Each line below must be set down exactly; omit any image you find.
•••••
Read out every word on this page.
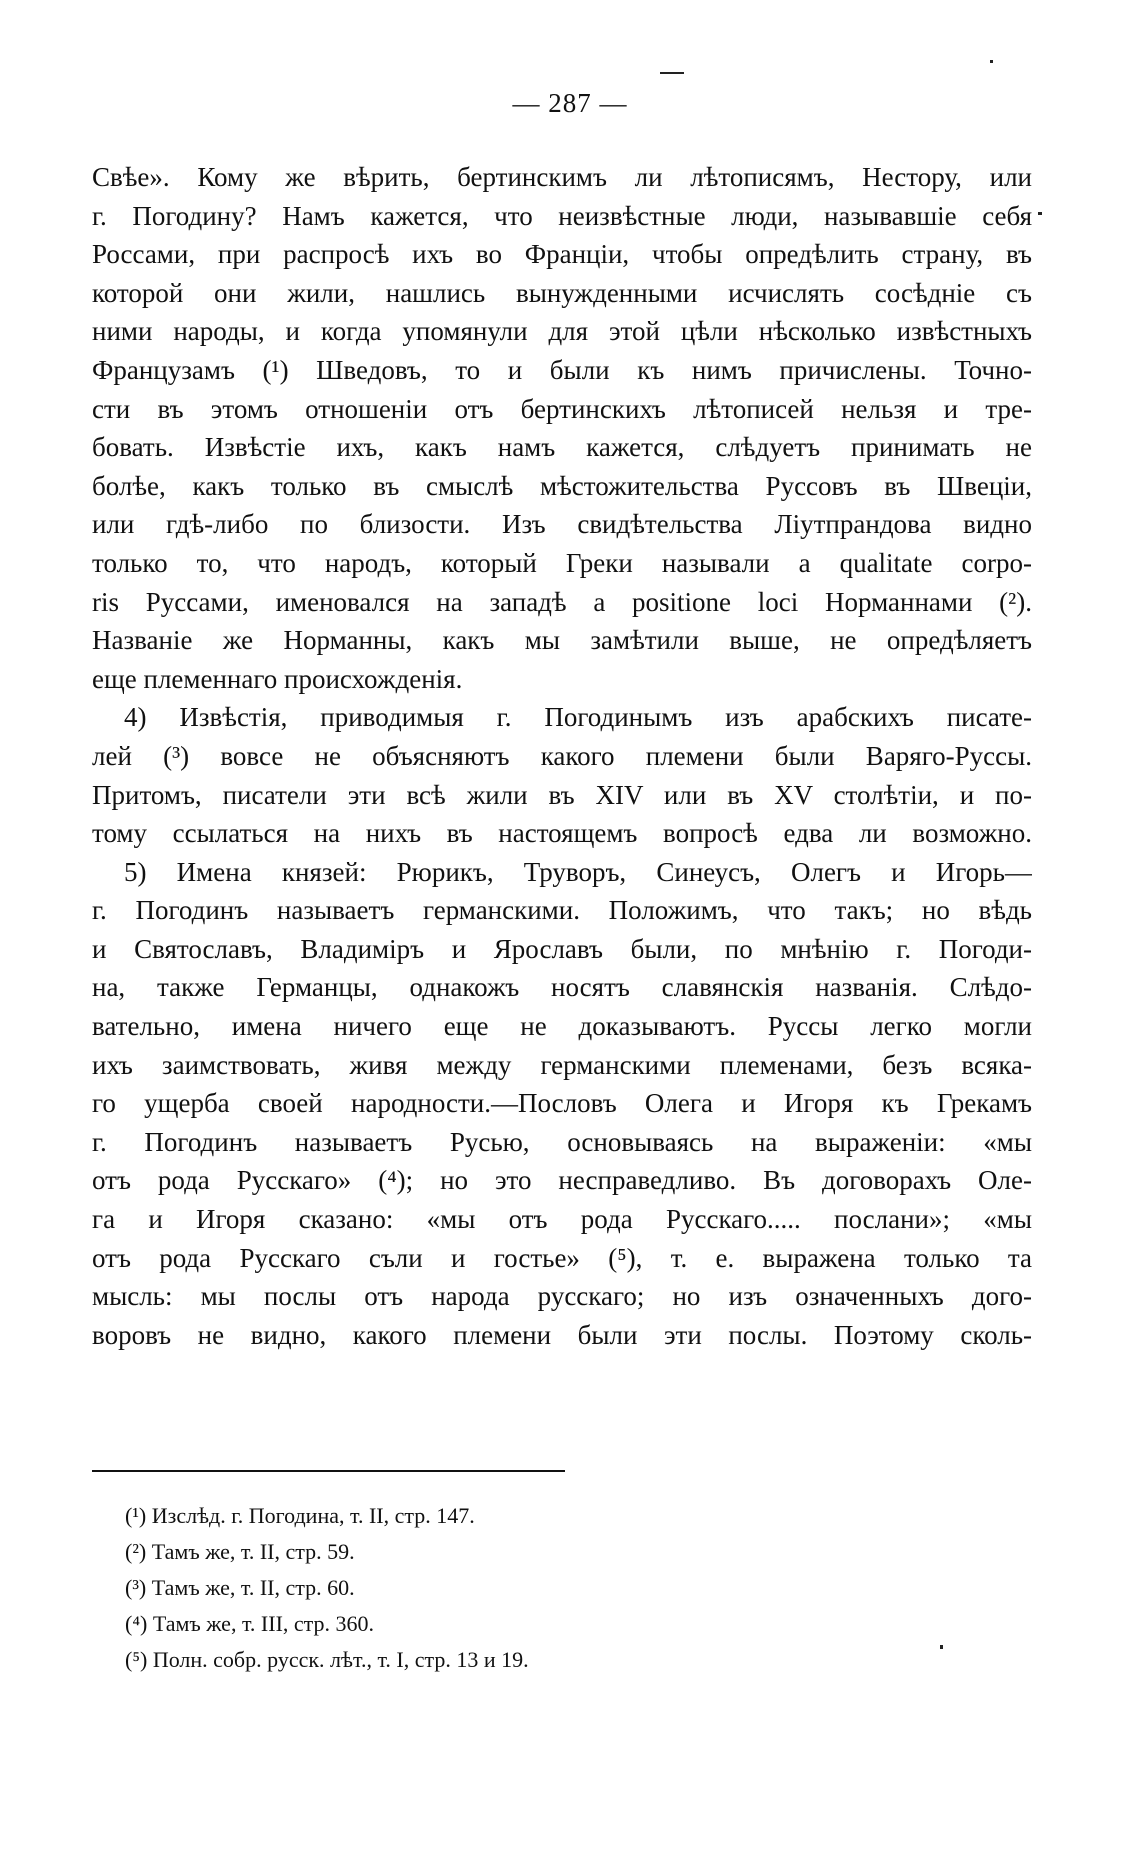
— 287 —
Свѣе». Кому же вѣрить, бертинскимъ ли лѣтописямъ, Нестору, или
г. Погодину? Намъ кажется, что неизвѣстные люди, называвшіе себя
Россами, при распросѣ ихъ во Франціи, чтобы опредѣлить страну, въ
которой они жили, нашлись вынужденными исчислять сосѣдніе съ
ними народы, и когда упомянули для этой цѣли нѣсколько извѣстныхъ
Французамъ (¹) Шведовъ, то и были къ нимъ причислены. Точно-
сти въ этомъ отношеніи отъ бертинскихъ лѣтописей нельзя и тре-
бовать. Извѣстіе ихъ, какъ намъ кажется, слѣдуетъ принимать не
болѣе, какъ только въ смыслѣ мѣстожительства Руссовъ въ Швеціи,
или гдѣ-либо по близости. Изъ свидѣтельства Лiутпрандова видно
только то, что народъ, который Греки называли a qualitate corpo-
ris Руссами, именовался на западѣ a positione loci Норманнами (²).
Названіе же Норманны, какъ мы замѣтили выше, не опредѣляетъ
еще племеннаго происхожденія.
4) Извѣстія, приводимыя г. Погодинымъ изъ арабскихъ писате-
лей (³) вовсе не объясняютъ какого племени были Варяго-Руссы.
Притомъ, писатели эти всѣ жили въ XIV или въ XV столѣтіи, и по-
тому ссылаться на нихъ въ настоящемъ вопросѣ едва ли возможно.
5) Имена князей: Рюрикъ, Труворъ, Синеусъ, Олегъ и Игорь—
г. Погодинъ называетъ германскими. Положимъ, что такъ; но вѣдь
и Святославъ, Владиміръ и Ярославъ были, по мнѣнію г. Погоди-
на, также Германцы, однакожъ носятъ славянскія названія. Слѣдо-
вательно, имена ничего еще не доказываютъ. Руссы легко могли
ихъ заимствовать, живя между германскими племенами, безъ всяка-
го ущерба своей народности.—Пословъ Олега и Игоря къ Грекамъ
г. Погодинъ называетъ Русью, основываясь на выраженіи: «мы
отъ рода Русскаго» (⁴); но это несправедливо. Въ договорахъ Оле-
га и Игоря сказано: «мы отъ рода Русскаго..... послани»; «мы
отъ рода Русскаго съли и гостье» (⁵), т. е. выражена только та
мысль: мы послы отъ народа русскаго; но изъ означенныхъ дого-
воровъ не видно, какого племени были эти послы. Поэтому сколь-
(¹) Изслѣд. г. Погодина, т. II, стр. 147.
(²) Тамъ же, т. II, стр. 59.
(³) Тамъ же, т. II, стр. 60.
(⁴) Тамъ же, т. III, стр. 360.
(⁵) Полн. собр. русск. лѣт., т. I, стр. 13 и 19.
•••••
Response ::
Read out every word on this page.
— 287 —
Свѣе». Кому же вѣрить, бертинскимъ ли лѣтописямъ, Нестору, или
г. Погодину? Намъ кажется, что неизвѣстные люди, называвшіе себя
Россами, при распросѣ ихъ во Франціи, чтобы опредѣлить страну, въ
которой они жили, нашлись вынужденными исчислять сосѣдніе съ
ними народы, и когда упомянули для этой цѣли нѣсколько извѣстныхъ
Французамъ (¹) Шведовъ, то и были къ нимъ причислены. Точно-
сти въ этомъ отношеніи отъ бертинскихъ лѣтописей нельзя и тре-
бовать. Извѣстіе ихъ, какъ намъ кажется, слѣдуетъ принимать не
болѣе, какъ только въ смыслѣ мѣстожительства Руссовъ въ Швеціи,
или гдѣ-либо по близости. Изъ свидѣтельства Лiутпрандова видно
только то, что народъ, который Греки называли a qualitate corpo-
ris Руссами, именовался на западѣ a positione loci Норманнами (²).
Названіе же Норманны, какъ мы замѣтили выше, не опредѣляетъ
еще племеннаго происхожденія.
4) Извѣстія, приводимыя г. Погодинымъ изъ арабскихъ писате-
лей (³) вовсе не объясняютъ какого племени были Варяго-Руссы.
Притомъ, писатели эти всѣ жили въ XIV или въ XV столѣтіи, и по-
тому ссылаться на нихъ въ настоящемъ вопросѣ едва ли возможно.
5) Имена князей: Рюрикъ, Труворъ, Синеусъ, Олегъ и Игорь—
г. Погодинъ называетъ германскими. Положимъ, что такъ; но вѣдь
и Святославъ, Владиміръ и Ярославъ были, по мнѣнію г. Погоди-
на, также Германцы, однакожъ носятъ славянскія названія. Слѣдо-
вательно, имена ничего еще не доказываютъ. Руссы легко могли
ихъ заимствовать, живя между германскими племенами, безъ всяка-
го ущерба своей народности.—Пословъ Олега и Игоря къ Грекамъ
г. Погодинъ называетъ Русью, основываясь на выраженіи: «мы
отъ рода Русскаго» (⁴); но это несправедливо. Въ договорахъ Оле-
га и Игоря сказано: «мы отъ рода Русскаго..... послани»; «мы
отъ рода Русскаго съли и гостье» (⁵), т. е. выражена только та
мысль: мы послы отъ народа русскаго; но изъ означенныхъ дого-
воровъ не видно, какого племени были эти послы. Поэтому сколь-
(¹) Изслѣд. г. Погодина, т. II, стр. 147.
(²) Тамъ же, т. II, стр. 59.
(³) Тамъ же, т. II, стр. 60.
(⁴) Тамъ же, т. III, стр. 360.
(⁵) Полн. собр. русск. лѣт., т. I, стр. 13 и 19.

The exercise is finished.